----- Given information -----

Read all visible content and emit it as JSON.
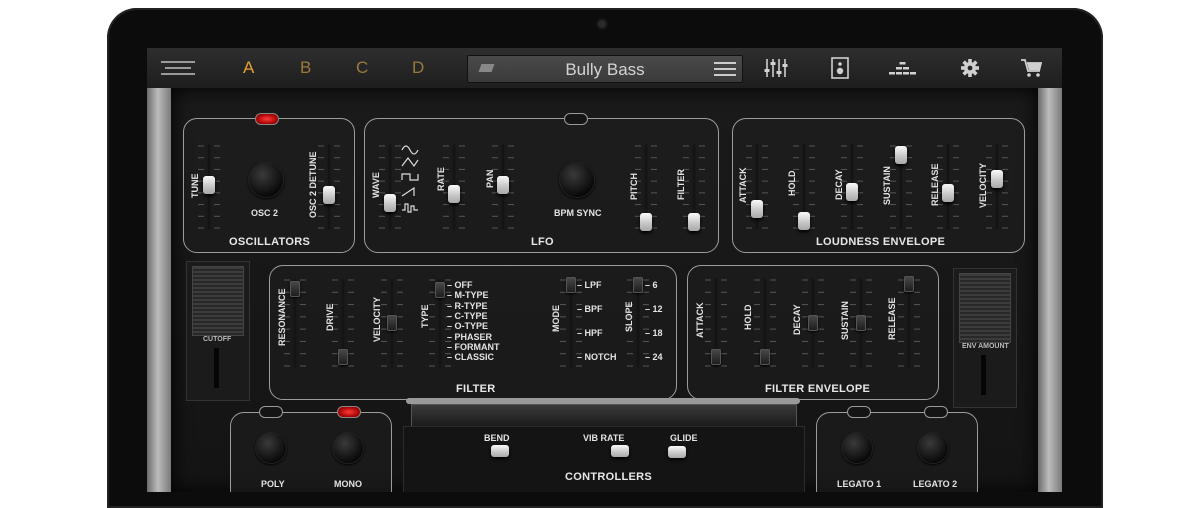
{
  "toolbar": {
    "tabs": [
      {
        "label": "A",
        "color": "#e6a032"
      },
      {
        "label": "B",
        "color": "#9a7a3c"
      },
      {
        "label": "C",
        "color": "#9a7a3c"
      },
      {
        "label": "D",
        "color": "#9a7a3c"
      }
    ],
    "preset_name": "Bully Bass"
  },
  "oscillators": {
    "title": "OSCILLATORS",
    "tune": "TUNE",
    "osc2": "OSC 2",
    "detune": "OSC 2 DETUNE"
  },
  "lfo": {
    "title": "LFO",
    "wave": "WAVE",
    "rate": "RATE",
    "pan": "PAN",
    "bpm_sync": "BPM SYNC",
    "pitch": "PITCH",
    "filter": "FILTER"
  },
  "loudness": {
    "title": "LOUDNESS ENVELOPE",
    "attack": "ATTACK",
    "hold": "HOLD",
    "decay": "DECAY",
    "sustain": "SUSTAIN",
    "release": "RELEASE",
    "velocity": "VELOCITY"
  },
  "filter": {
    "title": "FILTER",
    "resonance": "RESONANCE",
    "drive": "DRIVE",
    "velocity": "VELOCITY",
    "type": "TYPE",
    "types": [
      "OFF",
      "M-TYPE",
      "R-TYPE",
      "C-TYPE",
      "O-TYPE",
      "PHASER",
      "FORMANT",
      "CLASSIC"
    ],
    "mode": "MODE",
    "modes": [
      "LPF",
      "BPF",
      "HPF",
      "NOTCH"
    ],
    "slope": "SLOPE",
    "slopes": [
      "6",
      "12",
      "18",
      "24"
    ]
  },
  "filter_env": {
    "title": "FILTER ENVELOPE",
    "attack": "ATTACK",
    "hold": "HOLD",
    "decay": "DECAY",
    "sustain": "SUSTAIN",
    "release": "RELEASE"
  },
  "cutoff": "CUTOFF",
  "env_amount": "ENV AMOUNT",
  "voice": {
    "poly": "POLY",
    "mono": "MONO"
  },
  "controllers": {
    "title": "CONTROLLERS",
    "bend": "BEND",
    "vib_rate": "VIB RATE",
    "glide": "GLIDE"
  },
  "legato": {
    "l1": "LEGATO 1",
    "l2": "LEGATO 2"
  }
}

-----
----- Given information -----

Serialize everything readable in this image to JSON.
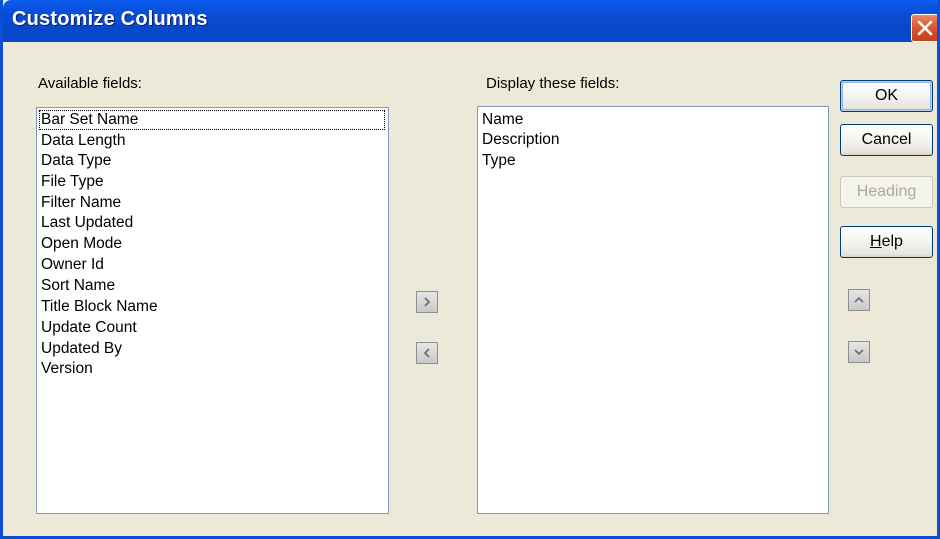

-----
----- Given information -----

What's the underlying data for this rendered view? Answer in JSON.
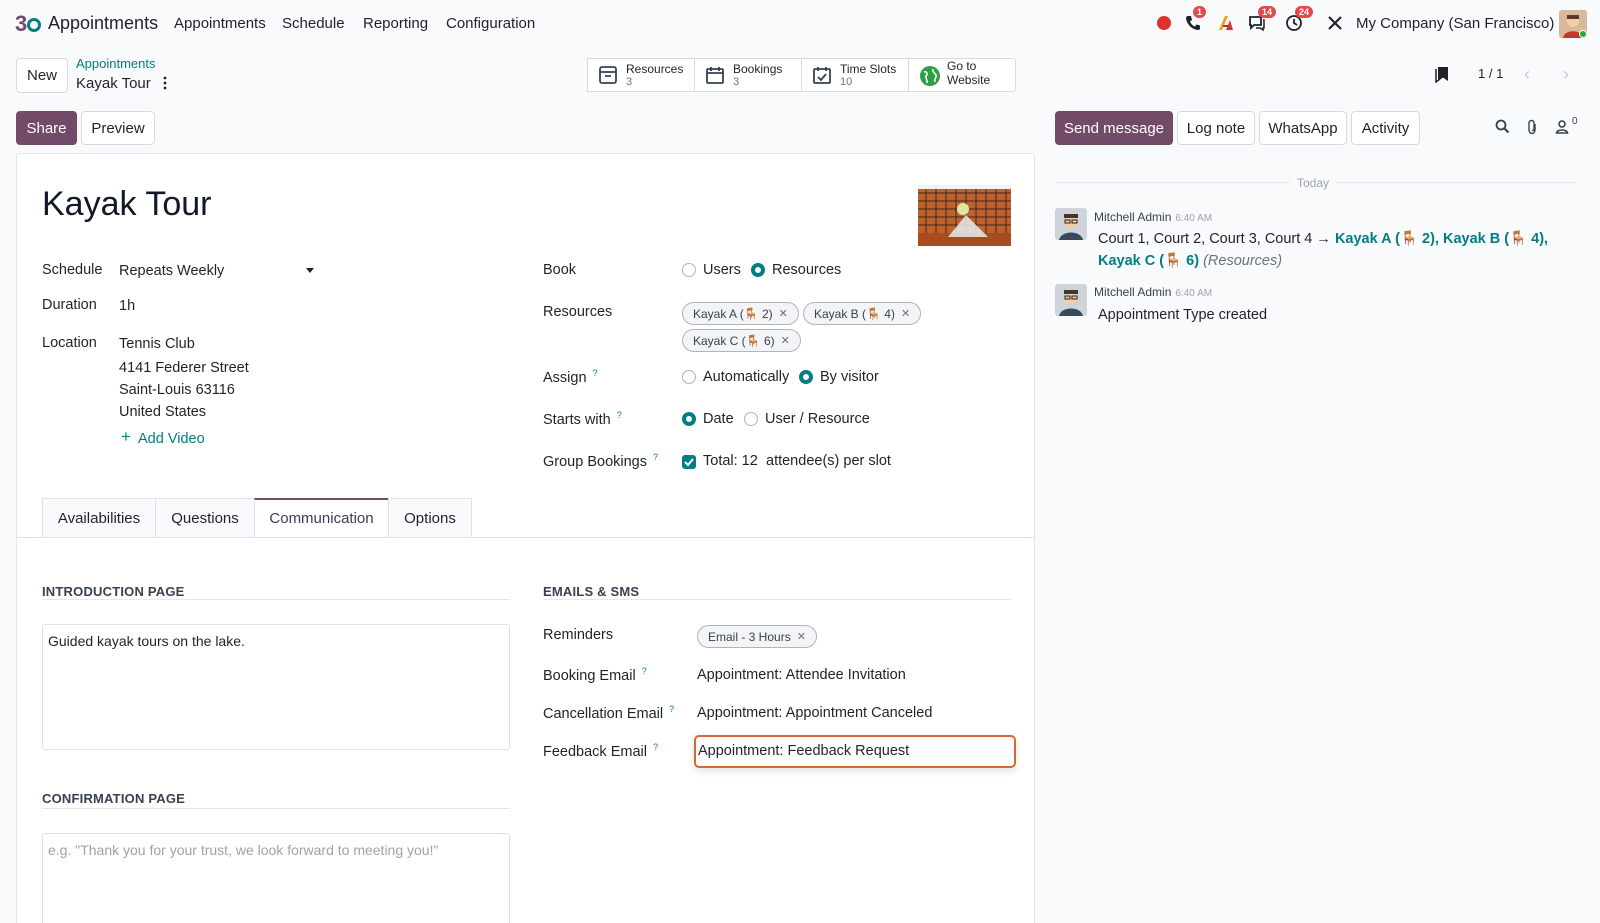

-----

● **Exercise details**
Locate the string "this" in the listing above and copy every line where it occurs.

● **Answer**
Serialize everything readable in this image to JSON.
What's the underlying data for this rendered view? Answer in JSON.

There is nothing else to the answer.